Copy each line below in which the word "swings" occurs.

** START GIVEN ENTRIES **

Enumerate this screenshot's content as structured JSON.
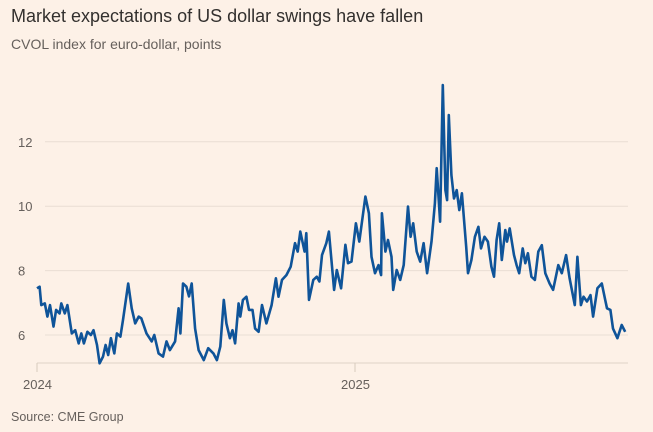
{
  "title": "Market expectations of US dollar swings have fallen",
  "subtitle": "CVOL index for euro-dollar, points",
  "source": "Source: CME Group",
  "colors": {
    "background": "#fdf1e7",
    "line": "#0f5499",
    "grid": "#e9ded4"
  },
  "chart_data": {
    "type": "line",
    "title": "Market expectations of US dollar swings have fallen",
    "subtitle": "CVOL index for euro-dollar, points",
    "xlabel": "",
    "ylabel": "",
    "ylim": [
      5.1,
      14
    ],
    "xlim": [
      "2024-01-01",
      "2025-11-10"
    ],
    "grid": true,
    "yticks": [
      6,
      8,
      10,
      12
    ],
    "yticklabels": [
      "6",
      "8",
      "10",
      "12"
    ],
    "xticks": [
      "2024-01-01",
      "2025-01-01"
    ],
    "xticklabels": [
      "2024",
      "2025"
    ],
    "series": [
      {
        "dates": [
          "2024-01-01",
          "2024-01-04",
          "2024-01-06",
          "2024-01-10",
          "2024-01-13",
          "2024-01-16",
          "2024-01-20",
          "2024-01-23",
          "2024-01-27",
          "2024-01-29",
          "2024-02-02",
          "2024-02-05",
          "2024-02-10",
          "2024-02-14",
          "2024-02-18",
          "2024-02-21",
          "2024-02-24",
          "2024-02-28",
          "2024-03-03",
          "2024-03-06",
          "2024-03-10",
          "2024-03-13",
          "2024-03-17",
          "2024-03-20",
          "2024-03-23",
          "2024-03-26",
          "2024-03-30",
          "2024-04-02",
          "2024-04-06",
          "2024-04-09",
          "2024-04-15",
          "2024-04-19",
          "2024-04-23",
          "2024-04-27",
          "2024-04-30",
          "2024-05-06",
          "2024-05-12",
          "2024-05-15",
          "2024-05-20",
          "2024-05-25",
          "2024-05-29",
          "2024-06-02",
          "2024-06-08",
          "2024-06-12",
          "2024-06-14",
          "2024-06-17",
          "2024-06-21",
          "2024-06-24",
          "2024-06-27",
          "2024-07-01",
          "2024-07-05",
          "2024-07-11",
          "2024-07-16",
          "2024-07-22",
          "2024-07-26",
          "2024-07-30",
          "2024-08-03",
          "2024-08-06",
          "2024-08-10",
          "2024-08-13",
          "2024-08-16",
          "2024-08-20",
          "2024-08-22",
          "2024-08-25",
          "2024-08-29",
          "2024-09-01",
          "2024-09-05",
          "2024-09-08",
          "2024-09-12",
          "2024-09-16",
          "2024-09-21",
          "2024-09-27",
          "2024-10-02",
          "2024-10-05",
          "2024-10-09",
          "2024-10-14",
          "2024-10-19",
          "2024-10-24",
          "2024-10-27",
          "2024-10-30",
          "2024-11-04",
          "2024-11-06",
          "2024-11-09",
          "2024-11-14",
          "2024-11-18",
          "2024-11-21",
          "2024-11-24",
          "2024-11-29",
          "2024-12-02",
          "2024-12-08",
          "2024-12-11",
          "2024-12-16",
          "2024-12-21",
          "2024-12-24",
          "2024-12-28",
          "2025-01-02",
          "2025-01-06",
          "2025-01-13",
          "2025-01-17",
          "2025-01-20",
          "2025-01-24",
          "2025-01-28",
          "2025-01-31",
          "2025-02-01",
          "2025-02-05",
          "2025-02-08",
          "2025-02-12",
          "2025-02-14",
          "2025-02-18",
          "2025-02-22",
          "2025-02-26",
          "2025-03-03",
          "2025-03-06",
          "2025-03-09",
          "2025-03-13",
          "2025-03-17",
          "2025-03-21",
          "2025-03-25",
          "2025-03-30",
          "2025-04-03",
          "2025-04-05",
          "2025-04-09",
          "2025-04-12",
          "2025-04-15",
          "2025-04-17",
          "2025-04-19",
          "2025-04-22",
          "2025-04-25",
          "2025-04-28",
          "2025-05-01",
          "2025-05-04",
          "2025-05-09",
          "2025-05-11",
          "2025-05-15",
          "2025-05-19",
          "2025-05-23",
          "2025-05-26",
          "2025-05-30",
          "2025-06-03",
          "2025-06-07",
          "2025-06-10",
          "2025-06-13",
          "2025-06-16",
          "2025-06-19",
          "2025-06-23",
          "2025-06-25",
          "2025-06-28",
          "2025-07-03",
          "2025-07-06",
          "2025-07-09",
          "2025-07-13",
          "2025-07-16",
          "2025-07-19",
          "2025-07-23",
          "2025-07-27",
          "2025-07-31",
          "2025-08-04",
          "2025-08-08",
          "2025-08-13",
          "2025-08-17",
          "2025-08-23",
          "2025-08-27",
          "2025-09-01",
          "2025-09-05",
          "2025-09-11",
          "2025-09-14",
          "2025-09-18",
          "2025-09-21",
          "2025-09-25",
          "2025-09-29",
          "2025-10-02",
          "2025-10-07",
          "2025-10-12",
          "2025-10-16",
          "2025-10-18",
          "2025-10-22",
          "2025-10-25",
          "2025-10-30",
          "2025-11-04",
          "2025-11-08"
        ],
        "values": [
          7.45,
          7.5,
          6.93,
          6.98,
          6.57,
          6.93,
          6.26,
          6.78,
          6.67,
          6.98,
          6.67,
          6.93,
          6.05,
          6.15,
          5.74,
          6.05,
          5.74,
          6.1,
          6.0,
          6.15,
          5.69,
          5.12,
          5.33,
          5.69,
          5.38,
          5.9,
          5.43,
          6.05,
          5.95,
          6.47,
          7.6,
          6.83,
          6.36,
          6.57,
          6.52,
          6.05,
          5.8,
          6.0,
          5.43,
          5.33,
          5.8,
          5.53,
          5.8,
          6.83,
          6.05,
          7.6,
          7.5,
          7.2,
          7.6,
          6.2,
          5.53,
          5.22,
          5.59,
          5.43,
          5.22,
          5.64,
          7.09,
          6.36,
          5.9,
          6.15,
          5.74,
          6.98,
          6.57,
          7.09,
          7.19,
          6.78,
          6.78,
          6.2,
          6.1,
          6.93,
          6.36,
          6.93,
          7.76,
          7.19,
          7.71,
          7.86,
          8.12,
          8.85,
          8.59,
          9.21,
          8.59,
          9.16,
          7.09,
          7.71,
          7.81,
          7.66,
          8.48,
          8.85,
          9.21,
          7.4,
          8.02,
          7.45,
          8.8,
          8.23,
          8.28,
          9.47,
          8.9,
          10.3,
          9.78,
          8.43,
          7.92,
          8.17,
          7.86,
          9.78,
          8.59,
          8.95,
          8.43,
          7.4,
          8.02,
          7.71,
          8.17,
          9.99,
          9.05,
          9.47,
          8.59,
          8.28,
          8.85,
          7.92,
          8.9,
          10.09,
          11.18,
          9.52,
          13.76,
          10.5,
          10.19,
          12.83,
          10.97,
          10.24,
          10.5,
          9.88,
          10.4,
          8.74,
          7.92,
          8.33,
          9.05,
          9.36,
          8.69,
          9.05,
          8.9,
          8.12,
          7.81,
          8.95,
          9.47,
          8.33,
          9.26,
          8.9,
          9.31,
          8.48,
          8.17,
          7.92,
          8.69,
          8.23,
          8.54,
          7.81,
          7.71,
          8.59,
          8.79,
          7.92,
          7.6,
          7.4,
          8.17,
          7.92,
          8.48,
          7.76,
          6.93,
          8.43,
          6.93,
          7.19,
          7.04,
          7.24,
          6.57,
          7.45,
          7.6,
          7.09,
          6.83,
          6.78,
          6.2,
          5.9,
          6.31,
          6.1
        ]
      }
    ]
  }
}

** END GIVEN ENTRIES **

### OUTPUT OF THE TASK
  "title": "Market expectations of US dollar swings have fallen",
    "title": "Market expectations of US dollar swings have fallen",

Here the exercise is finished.